** BEGIN Rows **

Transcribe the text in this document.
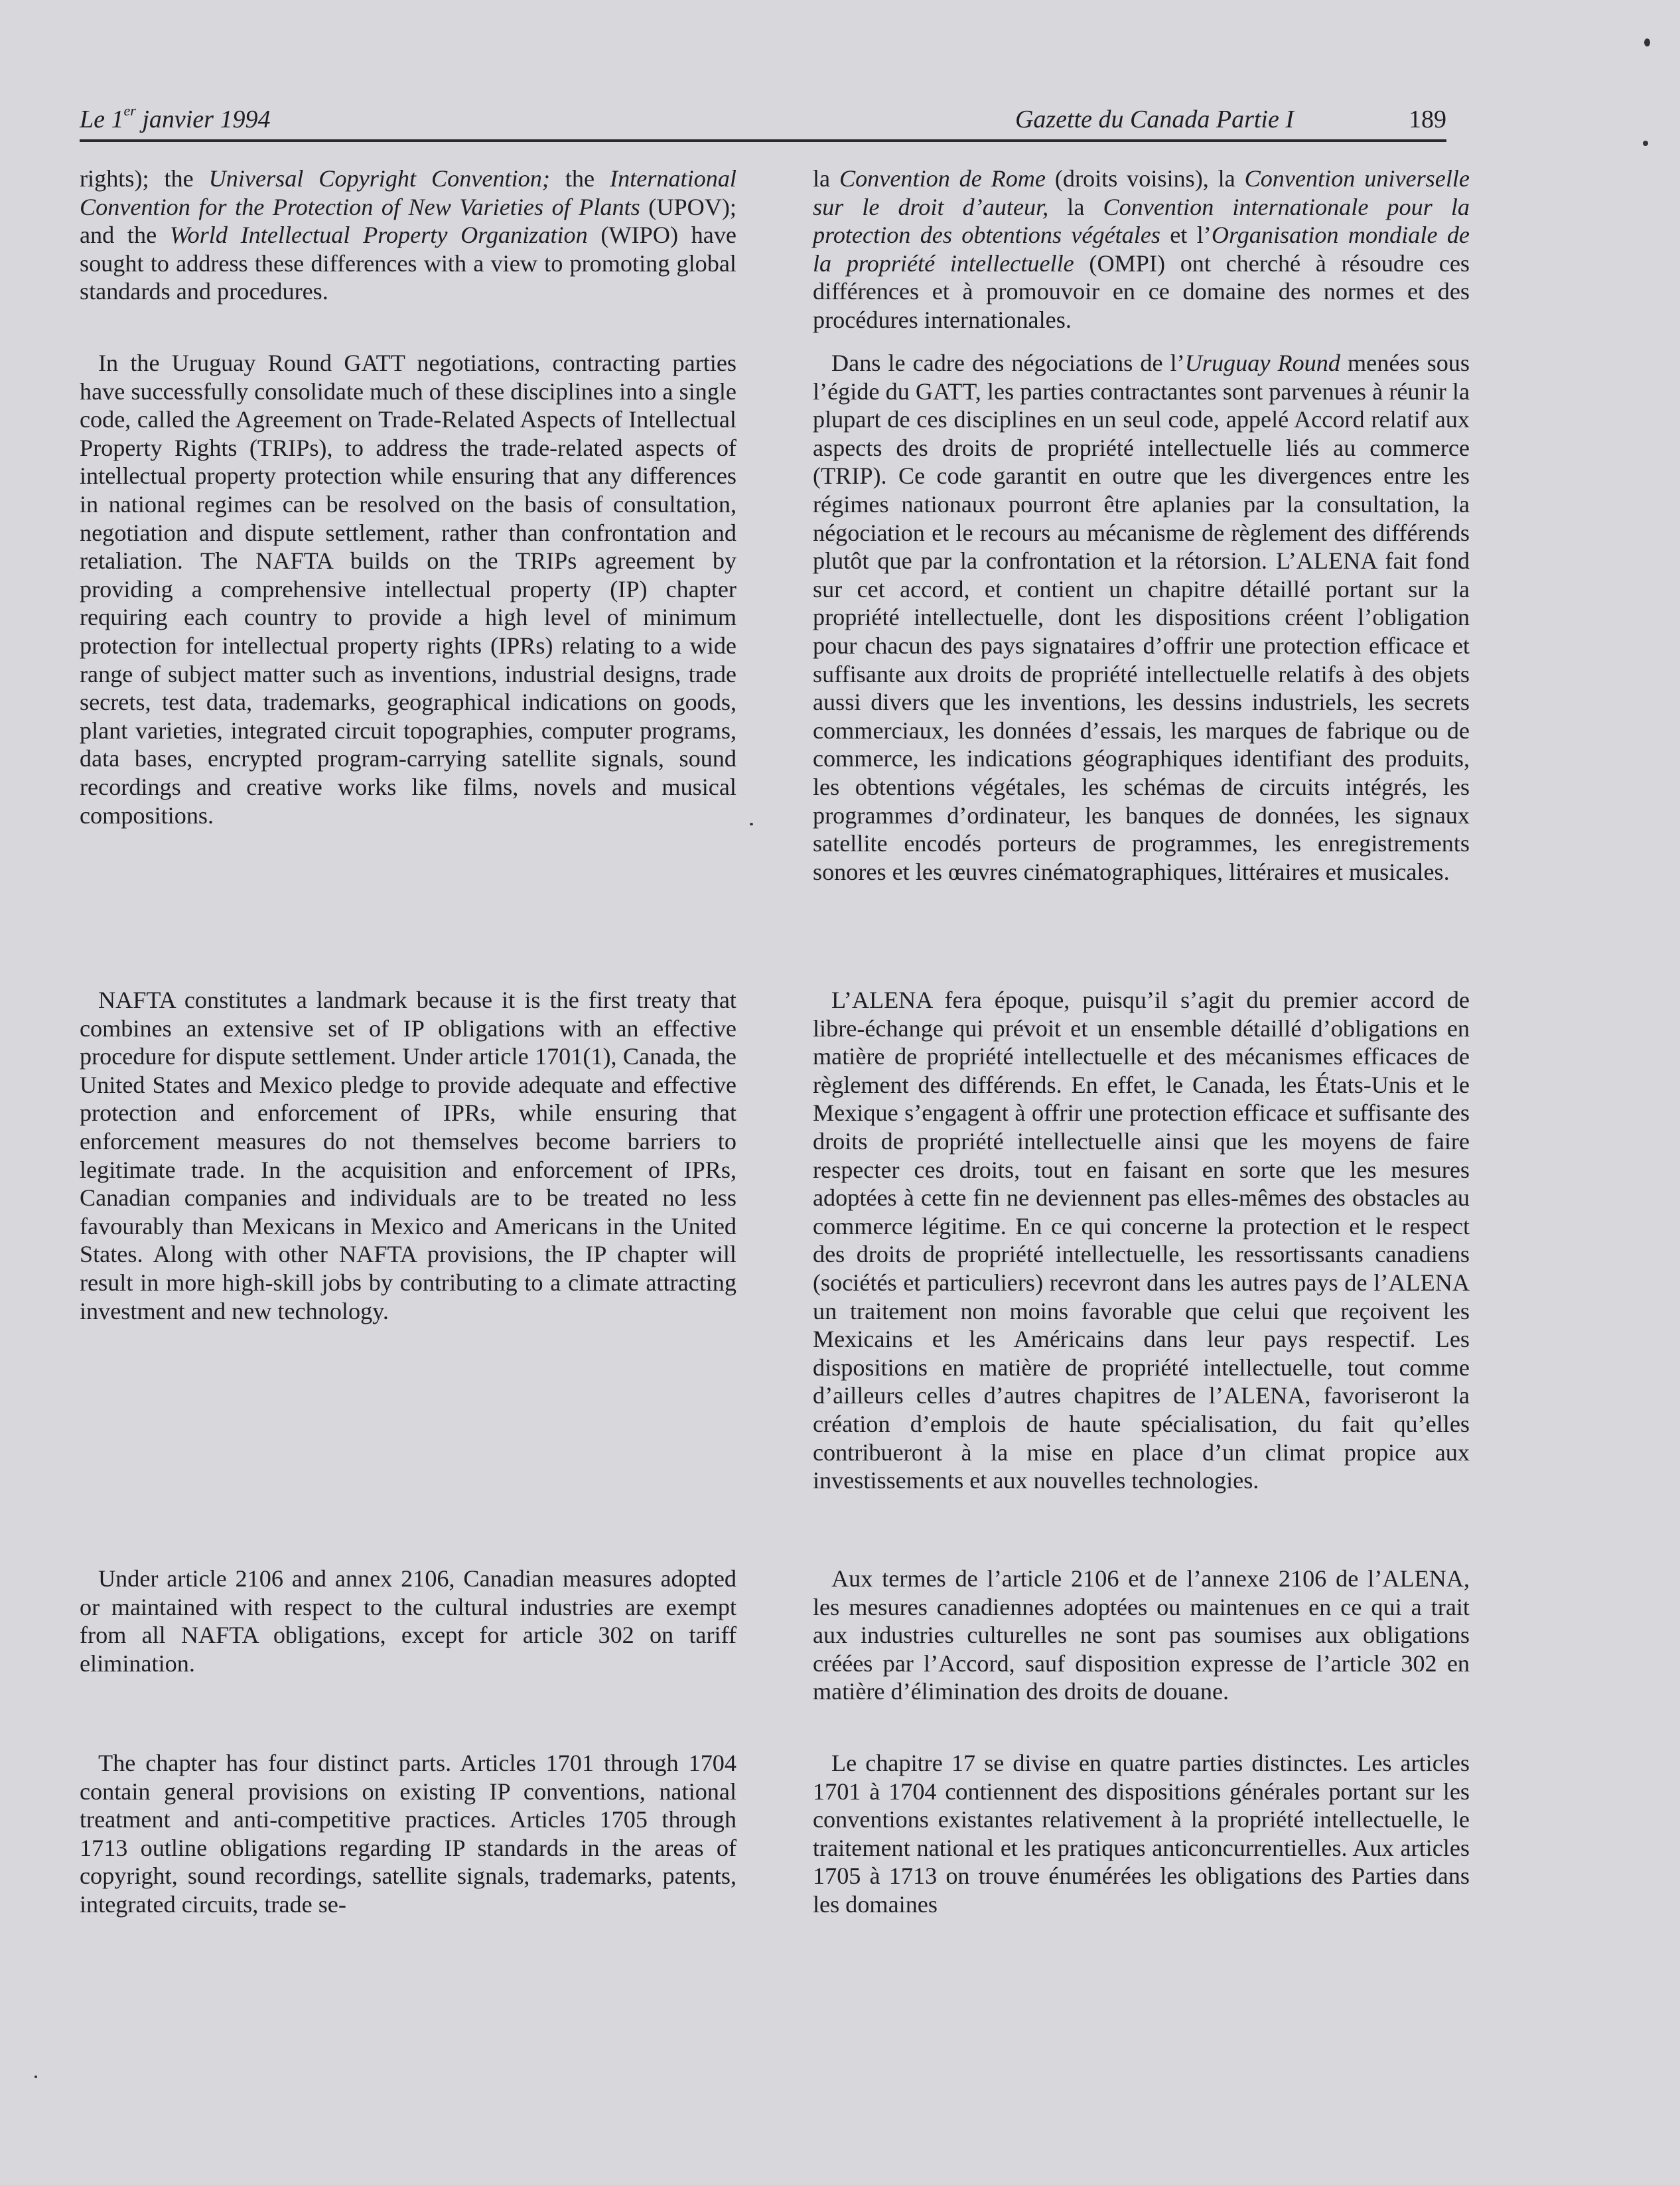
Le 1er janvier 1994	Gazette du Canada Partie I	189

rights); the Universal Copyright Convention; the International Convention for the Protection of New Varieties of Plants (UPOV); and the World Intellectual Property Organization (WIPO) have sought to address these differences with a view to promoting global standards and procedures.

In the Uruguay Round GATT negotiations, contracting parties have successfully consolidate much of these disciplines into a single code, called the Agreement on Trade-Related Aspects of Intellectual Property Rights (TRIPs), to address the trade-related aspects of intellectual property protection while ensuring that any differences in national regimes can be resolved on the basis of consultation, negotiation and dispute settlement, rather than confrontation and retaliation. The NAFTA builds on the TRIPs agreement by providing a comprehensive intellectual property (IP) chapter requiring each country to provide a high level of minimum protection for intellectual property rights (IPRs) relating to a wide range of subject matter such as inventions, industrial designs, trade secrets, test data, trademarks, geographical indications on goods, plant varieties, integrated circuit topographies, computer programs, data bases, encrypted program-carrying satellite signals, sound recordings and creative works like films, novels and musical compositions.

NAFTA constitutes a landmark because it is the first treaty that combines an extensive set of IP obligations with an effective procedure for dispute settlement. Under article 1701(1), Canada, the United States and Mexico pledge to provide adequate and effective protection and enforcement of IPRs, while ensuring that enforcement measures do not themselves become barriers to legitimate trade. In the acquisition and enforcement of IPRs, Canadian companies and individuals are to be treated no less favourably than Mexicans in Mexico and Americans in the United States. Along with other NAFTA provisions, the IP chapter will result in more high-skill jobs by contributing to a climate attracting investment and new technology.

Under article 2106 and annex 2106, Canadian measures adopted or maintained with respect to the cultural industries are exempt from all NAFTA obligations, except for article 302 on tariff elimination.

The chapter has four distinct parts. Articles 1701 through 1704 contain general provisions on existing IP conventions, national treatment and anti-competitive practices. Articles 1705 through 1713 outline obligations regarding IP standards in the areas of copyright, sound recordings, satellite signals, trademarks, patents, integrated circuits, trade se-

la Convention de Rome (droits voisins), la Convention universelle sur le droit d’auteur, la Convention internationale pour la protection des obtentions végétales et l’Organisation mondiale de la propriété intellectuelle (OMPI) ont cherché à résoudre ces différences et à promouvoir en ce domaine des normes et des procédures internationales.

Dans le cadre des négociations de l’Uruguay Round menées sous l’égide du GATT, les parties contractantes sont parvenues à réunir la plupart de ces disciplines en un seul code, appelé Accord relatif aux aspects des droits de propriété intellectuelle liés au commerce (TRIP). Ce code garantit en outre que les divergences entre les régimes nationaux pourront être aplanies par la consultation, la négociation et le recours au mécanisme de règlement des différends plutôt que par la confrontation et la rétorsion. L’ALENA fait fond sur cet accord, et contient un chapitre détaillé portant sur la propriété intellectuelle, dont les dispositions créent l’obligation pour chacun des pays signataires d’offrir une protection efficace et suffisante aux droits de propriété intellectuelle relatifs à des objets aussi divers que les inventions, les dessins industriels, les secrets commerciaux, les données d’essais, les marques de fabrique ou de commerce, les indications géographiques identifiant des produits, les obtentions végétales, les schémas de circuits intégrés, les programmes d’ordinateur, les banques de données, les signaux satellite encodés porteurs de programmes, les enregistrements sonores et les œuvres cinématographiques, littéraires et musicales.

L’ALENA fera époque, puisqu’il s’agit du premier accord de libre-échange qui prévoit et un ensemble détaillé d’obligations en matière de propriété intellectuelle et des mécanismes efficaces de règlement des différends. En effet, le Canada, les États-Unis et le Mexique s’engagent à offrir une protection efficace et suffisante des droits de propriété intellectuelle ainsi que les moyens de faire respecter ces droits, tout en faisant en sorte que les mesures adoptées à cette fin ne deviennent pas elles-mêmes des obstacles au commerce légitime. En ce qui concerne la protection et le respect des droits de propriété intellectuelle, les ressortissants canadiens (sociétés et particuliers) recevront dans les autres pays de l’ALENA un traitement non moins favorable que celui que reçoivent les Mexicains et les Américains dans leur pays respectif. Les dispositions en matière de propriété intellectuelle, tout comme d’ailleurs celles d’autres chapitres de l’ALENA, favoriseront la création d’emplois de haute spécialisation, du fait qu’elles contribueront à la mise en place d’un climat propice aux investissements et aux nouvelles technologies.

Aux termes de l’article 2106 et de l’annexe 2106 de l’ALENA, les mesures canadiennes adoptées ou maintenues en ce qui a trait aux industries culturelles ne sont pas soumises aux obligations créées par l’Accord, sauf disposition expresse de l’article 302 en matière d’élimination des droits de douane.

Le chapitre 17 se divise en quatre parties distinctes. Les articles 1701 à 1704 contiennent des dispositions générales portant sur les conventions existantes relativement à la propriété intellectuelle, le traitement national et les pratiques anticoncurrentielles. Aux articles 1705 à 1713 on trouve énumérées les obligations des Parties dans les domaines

** END Rows **

◆ Stated problem:
From the listing, extract all text exactly as given and drop any picture.

◆ Result for this task:
Transcribe the text in this document.
Le 1er janvier 1994	Gazette du Canada Partie I	189

rights); the Universal Copyright Convention; the International Convention for the Protection of New Varieties of Plants (UPOV); and the World Intellectual Property Organization (WIPO) have sought to address these differences with a view to promoting global standards and procedures.

In the Uruguay Round GATT negotiations, contracting parties have successfully consolidate much of these disciplines into a single code, called the Agreement on Trade-Related Aspects of Intellectual Property Rights (TRIPs), to address the trade-related aspects of intellectual property protection while ensuring that any differences in national regimes can be resolved on the basis of consultation, negotiation and dispute settlement, rather than confrontation and retaliation. The NAFTA builds on the TRIPs agreement by providing a comprehensive intellectual property (IP) chapter requiring each country to provide a high level of minimum protection for intellectual property rights (IPRs) relating to a wide range of subject matter such as inventions, industrial designs, trade secrets, test data, trademarks, geographical indications on goods, plant varieties, integrated circuit topographies, computer programs, data bases, encrypted program-carrying satellite signals, sound recordings and creative works like films, novels and musical compositions.

NAFTA constitutes a landmark because it is the first treaty that combines an extensive set of IP obligations with an effective procedure for dispute settlement. Under article 1701(1), Canada, the United States and Mexico pledge to provide adequate and effective protection and enforcement of IPRs, while ensuring that enforcement measures do not themselves become barriers to legitimate trade. In the acquisition and enforcement of IPRs, Canadian companies and individuals are to be treated no less favourably than Mexicans in Mexico and Americans in the United States. Along with other NAFTA provisions, the IP chapter will result in more high-skill jobs by contributing to a climate attracting investment and new technology.

Under article 2106 and annex 2106, Canadian measures adopted or maintained with respect to the cultural industries are exempt from all NAFTA obligations, except for article 302 on tariff elimination.

The chapter has four distinct parts. Articles 1701 through 1704 contain general provisions on existing IP conventions, national treatment and anti-competitive practices. Articles 1705 through 1713 outline obligations regarding IP standards in the areas of copyright, sound recordings, satellite signals, trademarks, patents, integrated circuits, trade se-

la Convention de Rome (droits voisins), la Convention universelle sur le droit d’auteur, la Convention internationale pour la protection des obtentions végétales et l’Organisation mondiale de la propriété intellectuelle (OMPI) ont cherché à résoudre ces différences et à promouvoir en ce domaine des normes et des procédures internationales.

Dans le cadre des négociations de l’Uruguay Round menées sous l’égide du GATT, les parties contractantes sont parvenues à réunir la plupart de ces disciplines en un seul code, appelé Accord relatif aux aspects des droits de propriété intellectuelle liés au commerce (TRIP). Ce code garantit en outre que les divergences entre les régimes nationaux pourront être aplanies par la consultation, la négociation et le recours au mécanisme de règlement des différends plutôt que par la confrontation et la rétorsion. L’ALENA fait fond sur cet accord, et contient un chapitre détaillé portant sur la propriété intellectuelle, dont les dispositions créent l’obligation pour chacun des pays signataires d’offrir une protection efficace et suffisante aux droits de propriété intellectuelle relatifs à des objets aussi divers que les inventions, les dessins industriels, les secrets commerciaux, les données d’essais, les marques de fabrique ou de commerce, les indications géographiques identifiant des produits, les obtentions végétales, les schémas de circuits intégrés, les programmes d’ordinateur, les banques de données, les signaux satellite encodés porteurs de programmes, les enregistrements sonores et les œuvres cinématographiques, littéraires et musicales.

L’ALENA fera époque, puisqu’il s’agit du premier accord de libre-échange qui prévoit et un ensemble détaillé d’obligations en matière de propriété intellectuelle et des mécanismes efficaces de règlement des différends. En effet, le Canada, les États-Unis et le Mexique s’engagent à offrir une protection efficace et suffisante des droits de propriété intellectuelle ainsi que les moyens de faire respecter ces droits, tout en faisant en sorte que les mesures adoptées à cette fin ne deviennent pas elles-mêmes des obstacles au commerce légitime. En ce qui concerne la protection et le respect des droits de propriété intellectuelle, les ressortissants canadiens (sociétés et particuliers) recevront dans les autres pays de l’ALENA un traitement non moins favorable que celui que reçoivent les Mexicains et les Américains dans leur pays respectif. Les dispositions en matière de propriété intellectuelle, tout comme d’ailleurs celles d’autres chapitres de l’ALENA, favoriseront la création d’emplois de haute spécialisation, du fait qu’elles contribueront à la mise en place d’un climat propice aux investissements et aux nouvelles technologies.

Aux termes de l’article 2106 et de l’annexe 2106 de l’ALENA, les mesures canadiennes adoptées ou maintenues en ce qui a trait aux industries culturelles ne sont pas soumises aux obligations créées par l’Accord, sauf disposition expresse de l’article 302 en matière d’élimination des droits de douane.

Le chapitre 17 se divise en quatre parties distinctes. Les articles 1701 à 1704 contiennent des dispositions générales portant sur les conventions existantes relativement à la propriété intellectuelle, le traitement national et les pratiques anticoncurrentielles. Aux articles 1705 à 1713 on trouve énumérées les obligations des Parties dans les domaines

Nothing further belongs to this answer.